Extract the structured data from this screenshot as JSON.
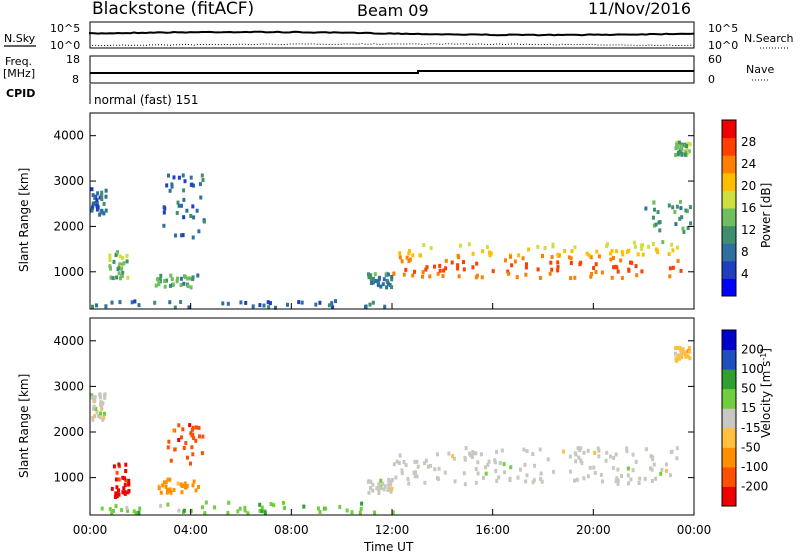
{
  "header": {
    "title": "Blackstone (fitACF)",
    "beam": "Beam 09",
    "date": "11/Nov/2016"
  },
  "top_panels": {
    "noise": {
      "left_label": "N.Sky",
      "right_label": "N.Search",
      "left_ticks": [
        "10^5",
        "10^0"
      ],
      "right_ticks": [
        "10^5",
        "10^0"
      ]
    },
    "freq": {
      "left_label": "Freq.",
      "left_unit": "[MHz]",
      "left_ticks": [
        "18",
        "8"
      ],
      "right_label": "Nave",
      "right_ticks": [
        "60",
        "0"
      ]
    },
    "cpid": {
      "label": "CPID",
      "text": "normal (fast) 151"
    }
  },
  "x_axis": {
    "label": "Time UT",
    "ticks": [
      "00:00",
      "04:00",
      "08:00",
      "12:00",
      "16:00",
      "20:00",
      "00:00"
    ]
  },
  "colors": {
    "power": [
      "#0000ff",
      "#1f3fbf",
      "#2f6fa0",
      "#3f8f6f",
      "#6fbf5f",
      "#cfdf3f",
      "#ffbf00",
      "#ff7f00",
      "#ff3f00",
      "#ee0000"
    ],
    "velocity": [
      "#ee0000",
      "#ff4f00",
      "#ff8f00",
      "#ffbf3f",
      "#c8c8c0",
      "#6fcf3f",
      "#2fa02f",
      "#1f4fbf",
      "#0000cc"
    ]
  },
  "chart_data": [
    {
      "type": "heatmap",
      "name": "power",
      "ylabel": "Slant Range [km]",
      "ylim": [
        180,
        4500
      ],
      "y_ticks": [
        1000,
        2000,
        3000,
        4000
      ],
      "x_range_hours": [
        0,
        24
      ],
      "colorbar": {
        "label": "Power [dB]",
        "min": 0,
        "max": 32,
        "ticks": [
          4,
          8,
          12,
          16,
          20,
          24,
          28
        ]
      },
      "features": [
        {
          "t": [
            12.0,
            23.5
          ],
          "range_km": [
            900,
            1700
          ],
          "value_db": 18,
          "trace": "far-range echo band, strongest near 1100-1300 km"
        },
        {
          "t": [
            0.0,
            0.6
          ],
          "range_km": [
            2300,
            2900
          ],
          "value_db": 8
        },
        {
          "t": [
            0.7,
            1.5
          ],
          "range_km": [
            900,
            1500
          ],
          "value_db": 14
        },
        {
          "t": [
            2.5,
            4.3
          ],
          "range_km": [
            700,
            1000
          ],
          "value_db": 12
        },
        {
          "t": [
            2.8,
            4.5
          ],
          "range_km": [
            1800,
            3200
          ],
          "value_db": 8
        },
        {
          "t": [
            0.0,
            12.0
          ],
          "range_km": [
            180,
            400
          ],
          "value_db": 8
        },
        {
          "t": [
            11.0,
            12.0
          ],
          "range_km": [
            700,
            1000
          ],
          "value_db": 10
        },
        {
          "t": [
            23.2,
            23.8
          ],
          "range_km": [
            3600,
            3900
          ],
          "value_db": 14
        },
        {
          "t": [
            22.0,
            24.0
          ],
          "range_km": [
            1900,
            2600
          ],
          "value_db": 12
        }
      ]
    },
    {
      "type": "heatmap",
      "name": "velocity",
      "ylabel": "Slant Range [km]",
      "ylim": [
        180,
        4500
      ],
      "y_ticks": [
        1000,
        2000,
        3000,
        4000
      ],
      "x_range_hours": [
        0,
        24
      ],
      "colorbar": {
        "label": "Velocity [m s^-1]",
        "ticks": [
          200,
          100,
          50,
          15,
          -15,
          -50,
          -100,
          -200
        ]
      },
      "features": [
        {
          "t": [
            12.0,
            23.5
          ],
          "range_km": [
            900,
            1700
          ],
          "value_ms": 0
        },
        {
          "t": [
            0.0,
            0.6
          ],
          "range_km": [
            2300,
            2900
          ],
          "value_ms": 0
        },
        {
          "t": [
            0.8,
            1.5
          ],
          "range_km": [
            600,
            1400
          ],
          "value_ms": -150
        },
        {
          "t": [
            2.5,
            4.3
          ],
          "range_km": [
            700,
            1000
          ],
          "value_ms": -80
        },
        {
          "t": [
            3.0,
            4.5
          ],
          "range_km": [
            1300,
            2200
          ],
          "value_ms": -100
        },
        {
          "t": [
            0.0,
            12.0
          ],
          "range_km": [
            180,
            500
          ],
          "value_ms": 30
        },
        {
          "t": [
            11.0,
            12.0
          ],
          "range_km": [
            700,
            1000
          ],
          "value_ms": 0
        },
        {
          "t": [
            23.2,
            23.8
          ],
          "range_km": [
            3600,
            3900
          ],
          "value_ms": -20
        }
      ]
    }
  ]
}
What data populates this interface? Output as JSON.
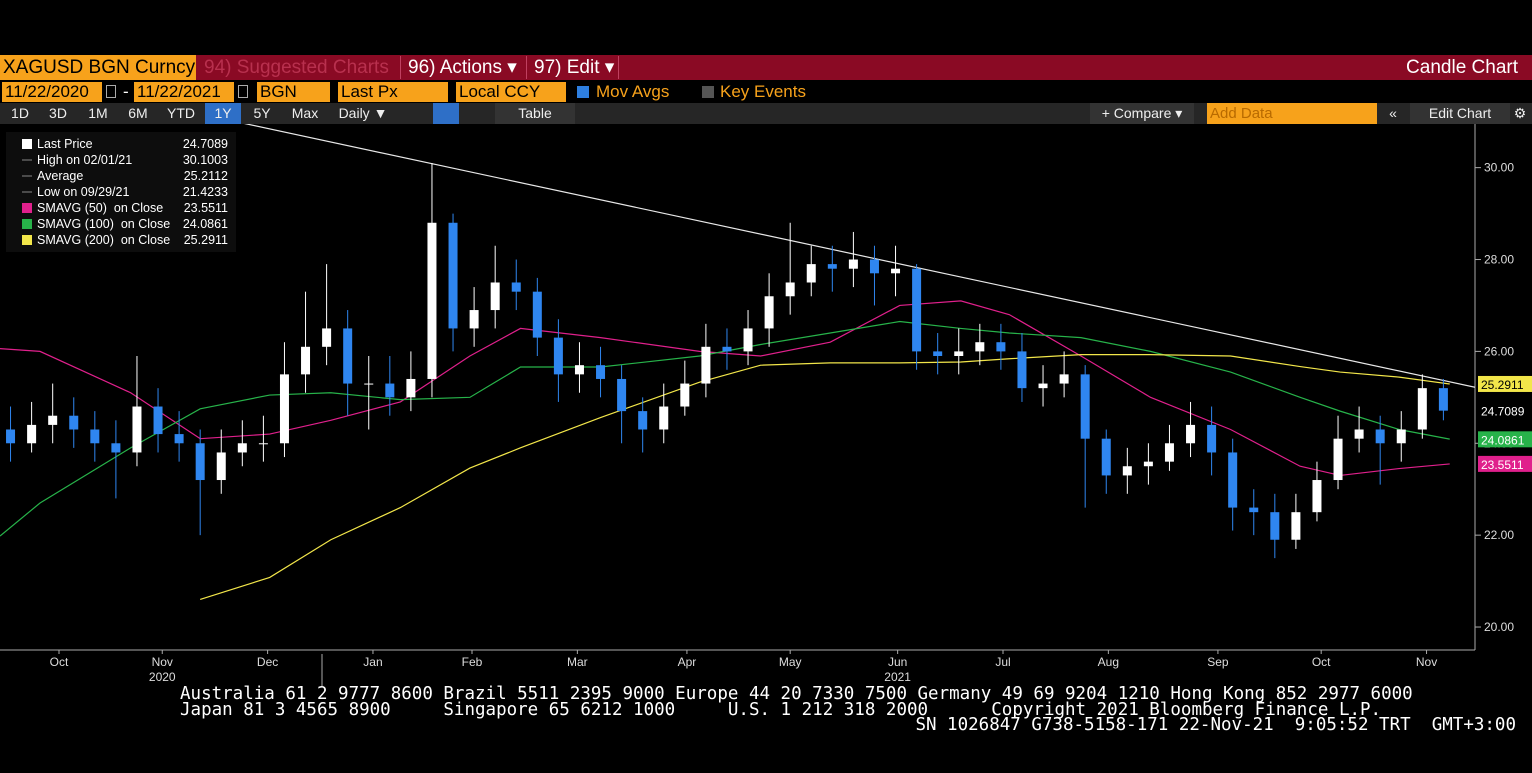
{
  "toolbar": {
    "security": "XAGUSD BGN Curncy",
    "suggested": "94) Suggested Charts",
    "actions": "96) Actions ▾",
    "edit": "97) Edit ▾",
    "chart_type": "Candle Chart"
  },
  "controls": {
    "start_date": "11/22/2020",
    "dash": "-",
    "end_date": "11/22/2021",
    "source": "BGN",
    "field": "Last Px",
    "currency": "Local CCY",
    "mov_avgs": "Mov Avgs",
    "key_events": "Key Events"
  },
  "periods": [
    "1D",
    "3D",
    "1M",
    "6M",
    "YTD",
    "1Y",
    "5Y",
    "Max"
  ],
  "frequency": "Daily ▼",
  "table": "Table",
  "compare": "+ Compare ▾",
  "add_data": "Add Data",
  "edit_chart": "Edit Chart",
  "chart_data": {
    "type": "candlestick",
    "up_color": "#ffffff",
    "down_color": "#2f86f0",
    "open": [
      24.3,
      24.0,
      24.4,
      24.6,
      24.3,
      24.0,
      23.8,
      24.8,
      24.2,
      24.0,
      23.2,
      23.8,
      24.0,
      24.0,
      25.5,
      26.1,
      26.5,
      25.3,
      25.3,
      25.0,
      25.4,
      28.8,
      26.5,
      26.9,
      27.5,
      27.3,
      26.3,
      25.5,
      25.7,
      25.4,
      24.7,
      24.3,
      24.8,
      25.3,
      26.1,
      26.0,
      26.5,
      27.2,
      27.5,
      27.9,
      27.8,
      28.0,
      27.7,
      27.8,
      26.0,
      25.9,
      26.0,
      26.2,
      26.0,
      25.2,
      25.3,
      25.5,
      24.1,
      23.3,
      23.5,
      23.6,
      24.0,
      24.4,
      23.8,
      22.6,
      22.5,
      21.9,
      22.5,
      23.2,
      24.1,
      24.3,
      24.0,
      24.3,
      25.2
    ],
    "high": [
      24.8,
      24.9,
      25.3,
      25.0,
      24.7,
      24.5,
      25.9,
      25.2,
      24.7,
      24.3,
      24.3,
      24.5,
      24.6,
      26.2,
      27.3,
      27.9,
      26.9,
      25.9,
      25.9,
      26.0,
      30.1,
      29.0,
      27.4,
      28.3,
      28.0,
      27.6,
      26.7,
      26.2,
      26.1,
      25.7,
      25.0,
      25.3,
      25.8,
      26.6,
      26.5,
      26.9,
      27.7,
      28.8,
      28.3,
      28.3,
      28.6,
      28.3,
      28.3,
      27.9,
      26.4,
      26.5,
      26.6,
      26.6,
      26.4,
      25.7,
      26.0,
      25.7,
      24.3,
      23.9,
      24.0,
      24.4,
      24.9,
      24.8,
      24.1,
      23.0,
      22.9,
      22.9,
      23.6,
      24.6,
      24.8,
      24.6,
      24.7,
      25.5,
      25.4
    ],
    "low": [
      23.6,
      23.8,
      24.0,
      23.9,
      23.6,
      22.8,
      23.5,
      23.8,
      23.6,
      22.0,
      22.9,
      23.5,
      23.6,
      23.7,
      25.1,
      25.7,
      24.6,
      24.3,
      24.6,
      24.7,
      25.0,
      26.0,
      26.1,
      26.5,
      26.9,
      25.9,
      24.9,
      25.1,
      25.0,
      24.0,
      23.8,
      24.0,
      24.6,
      25.0,
      25.6,
      25.7,
      26.1,
      26.8,
      27.2,
      27.3,
      27.4,
      27.0,
      27.2,
      25.6,
      25.5,
      25.5,
      25.7,
      25.6,
      24.9,
      24.8,
      25.0,
      22.6,
      22.9,
      22.9,
      23.1,
      23.4,
      23.7,
      23.3,
      22.1,
      22.0,
      21.5,
      21.7,
      22.3,
      23.0,
      23.8,
      23.1,
      23.6,
      24.1,
      24.5
    ],
    "close": [
      24.0,
      24.4,
      24.6,
      24.3,
      24.0,
      23.8,
      24.8,
      24.2,
      24.0,
      23.2,
      23.8,
      24.0,
      24.0,
      25.5,
      26.1,
      26.5,
      25.3,
      25.3,
      25.0,
      25.4,
      28.8,
      26.5,
      26.9,
      27.5,
      27.3,
      26.3,
      25.5,
      25.7,
      25.4,
      24.7,
      24.3,
      24.8,
      25.3,
      26.1,
      26.0,
      26.5,
      27.2,
      27.5,
      27.9,
      27.8,
      28.0,
      27.7,
      27.8,
      26.0,
      25.9,
      26.0,
      26.2,
      26.0,
      25.2,
      25.3,
      25.5,
      24.1,
      23.3,
      23.5,
      23.6,
      24.0,
      24.4,
      23.8,
      22.6,
      22.5,
      21.9,
      22.5,
      23.2,
      24.1,
      24.3,
      24.0,
      24.3,
      25.2,
      24.71
    ],
    "ma_x": [
      0,
      1.9,
      6.2,
      9.5,
      12.8,
      15.7,
      19.0,
      22.3,
      24.7,
      28.5,
      33.2,
      36.1,
      39.4,
      42.7,
      45.6,
      47.9,
      51.3,
      54.6,
      58.4,
      61.7,
      63.6,
      66.4,
      68.8
    ],
    "series": [
      {
        "name": "SMAVG (50)  on Close",
        "color": "#e0208c",
        "legend_value": 23.5511,
        "values": [
          26.06,
          26.0,
          25.1,
          24.1,
          24.2,
          24.5,
          24.9,
          25.9,
          26.5,
          26.3,
          26.0,
          25.9,
          26.2,
          27.0,
          27.1,
          26.8,
          25.9,
          25.0,
          24.3,
          23.5,
          23.3,
          23.45,
          23.55
        ]
      },
      {
        "name": "SMAVG (100)  on Close",
        "color": "#27b34a",
        "legend_value": 24.0861,
        "values": [
          21.98,
          22.7,
          23.9,
          24.75,
          25.05,
          25.1,
          24.95,
          25.0,
          25.66,
          25.66,
          25.9,
          26.15,
          26.4,
          26.65,
          26.5,
          26.4,
          26.3,
          26.0,
          25.55,
          25.0,
          24.7,
          24.3,
          24.09
        ]
      },
      {
        "name": "SMAVG (200)  on Close",
        "color": "#f2e64a",
        "legend_value": 25.2911,
        "values": [
          null,
          null,
          null,
          20.6,
          21.08,
          21.9,
          22.6,
          23.46,
          23.9,
          24.56,
          25.33,
          25.7,
          25.75,
          25.75,
          25.77,
          25.84,
          25.93,
          25.93,
          25.9,
          25.67,
          25.55,
          25.44,
          25.29
        ]
      }
    ],
    "stats": [
      {
        "label": "Last Price",
        "value": 24.7089
      },
      {
        "label": "High on 02/01/21",
        "value": 30.1003
      },
      {
        "label": "Average",
        "value": 25.2112
      },
      {
        "label": "Low on 09/29/21",
        "value": 21.4233
      }
    ],
    "trendline": {
      "x": [
        10.7,
        70
      ],
      "values": [
        31.05,
        25.22
      ]
    },
    "xlim": [
      0,
      70
    ],
    "xticks": [
      {
        "value": 2.8,
        "label": "Oct"
      },
      {
        "value": 7.7,
        "label": "Nov"
      },
      {
        "value": 12.7,
        "label": "Dec"
      },
      {
        "value": 17.7,
        "label": "Jan"
      },
      {
        "value": 22.4,
        "label": "Feb"
      },
      {
        "value": 27.4,
        "label": "Mar"
      },
      {
        "value": 32.6,
        "label": "Apr"
      },
      {
        "value": 37.5,
        "label": "May"
      },
      {
        "value": 42.6,
        "label": "Jun"
      },
      {
        "value": 47.6,
        "label": "Jul"
      },
      {
        "value": 52.6,
        "label": "Aug"
      },
      {
        "value": 57.8,
        "label": "Sep"
      },
      {
        "value": 62.7,
        "label": "Oct"
      },
      {
        "value": 67.7,
        "label": "Nov"
      }
    ],
    "years": [
      {
        "value": 7.7,
        "label": "2020"
      },
      {
        "value": 42.6,
        "label": "2021"
      }
    ],
    "ylim": [
      19.5,
      30.95
    ],
    "yticks": [
      {
        "value": 20,
        "label": "20.00"
      },
      {
        "value": 22,
        "label": "22.00"
      },
      {
        "value": 24,
        "label": "24.00"
      },
      {
        "value": 26,
        "label": "26.00"
      },
      {
        "value": 28,
        "label": "28.00"
      },
      {
        "value": 30,
        "label": "30.00"
      }
    ]
  },
  "footer": [
    "Australia 61 2 9777 8600 Brazil 5511 2395 9000 Europe 44 20 7330 7500 Germany 49 69 9204 1210 Hong Kong 852 2977 6000",
    "Japan 81 3 4565 8900     Singapore 65 6212 1000     U.S. 1 212 318 2000      Copyright 2021 Bloomberg Finance L.P.",
    "SN 1026847 G738-5158-171 22-Nov-21  9:05:52 TRT  GMT+3:00"
  ]
}
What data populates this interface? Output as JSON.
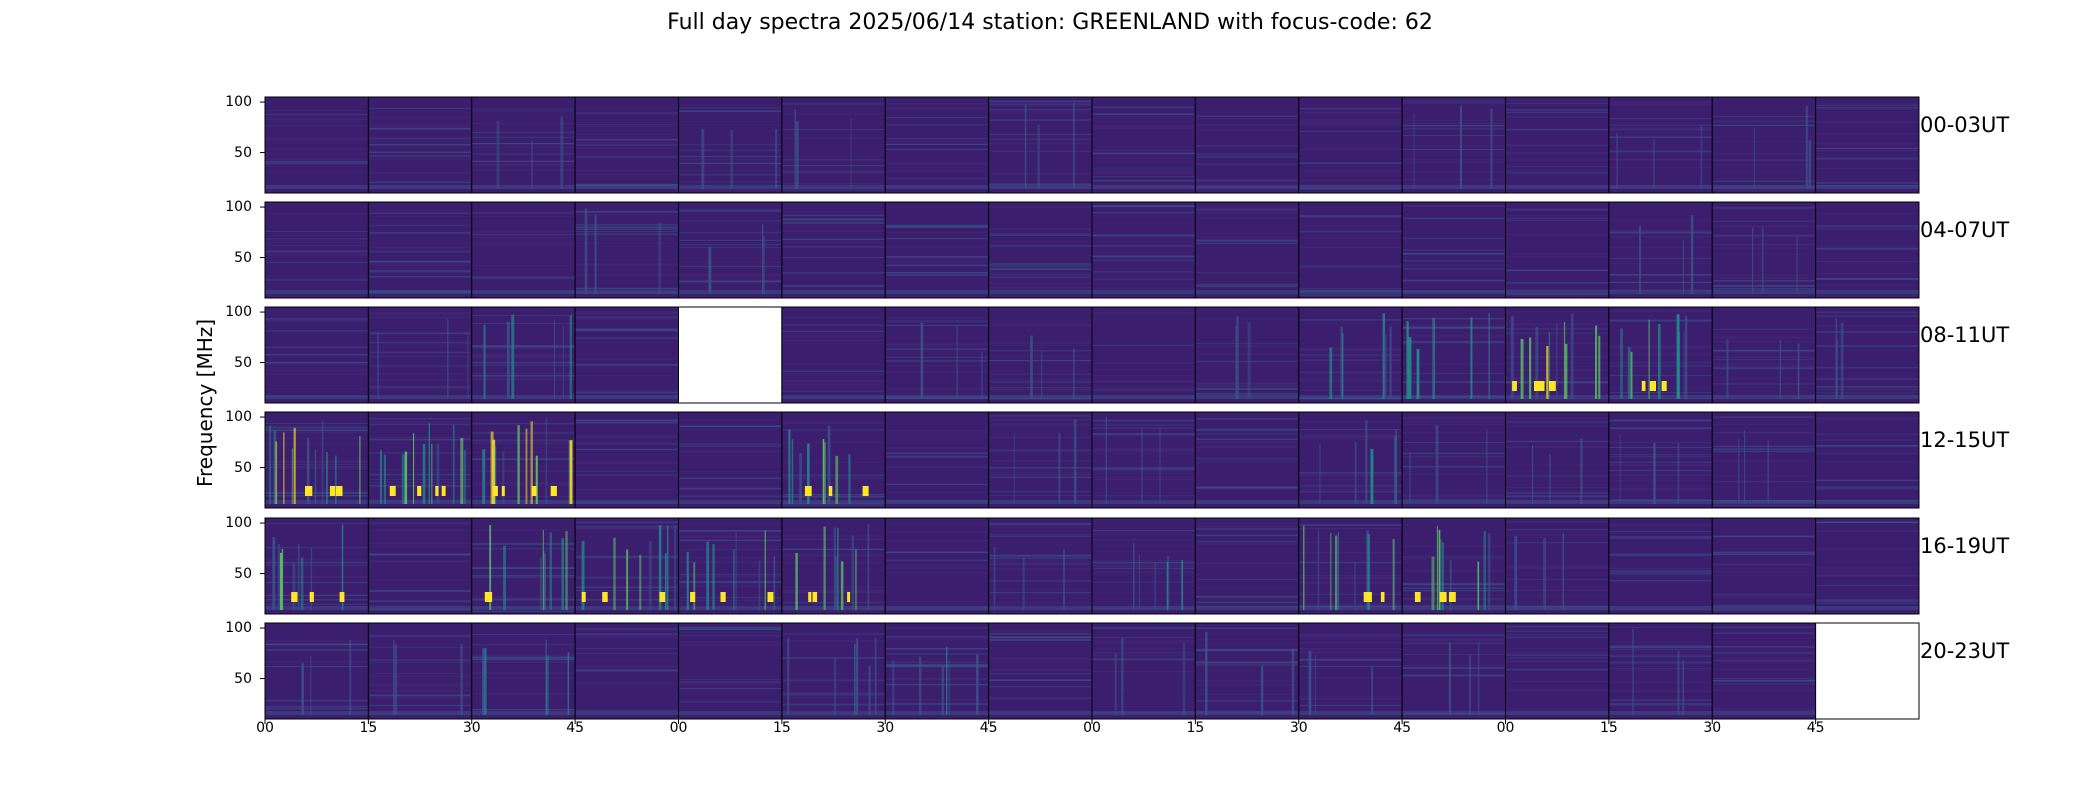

What is being asked
Search the lines for the string "SMAVG" and copy every line that has it.

Response below
        "name": "SMAVG (50)  on Close",
        "name": "SMAVG (100)  on Close",
        "name": "SMAVG (200)  on Close",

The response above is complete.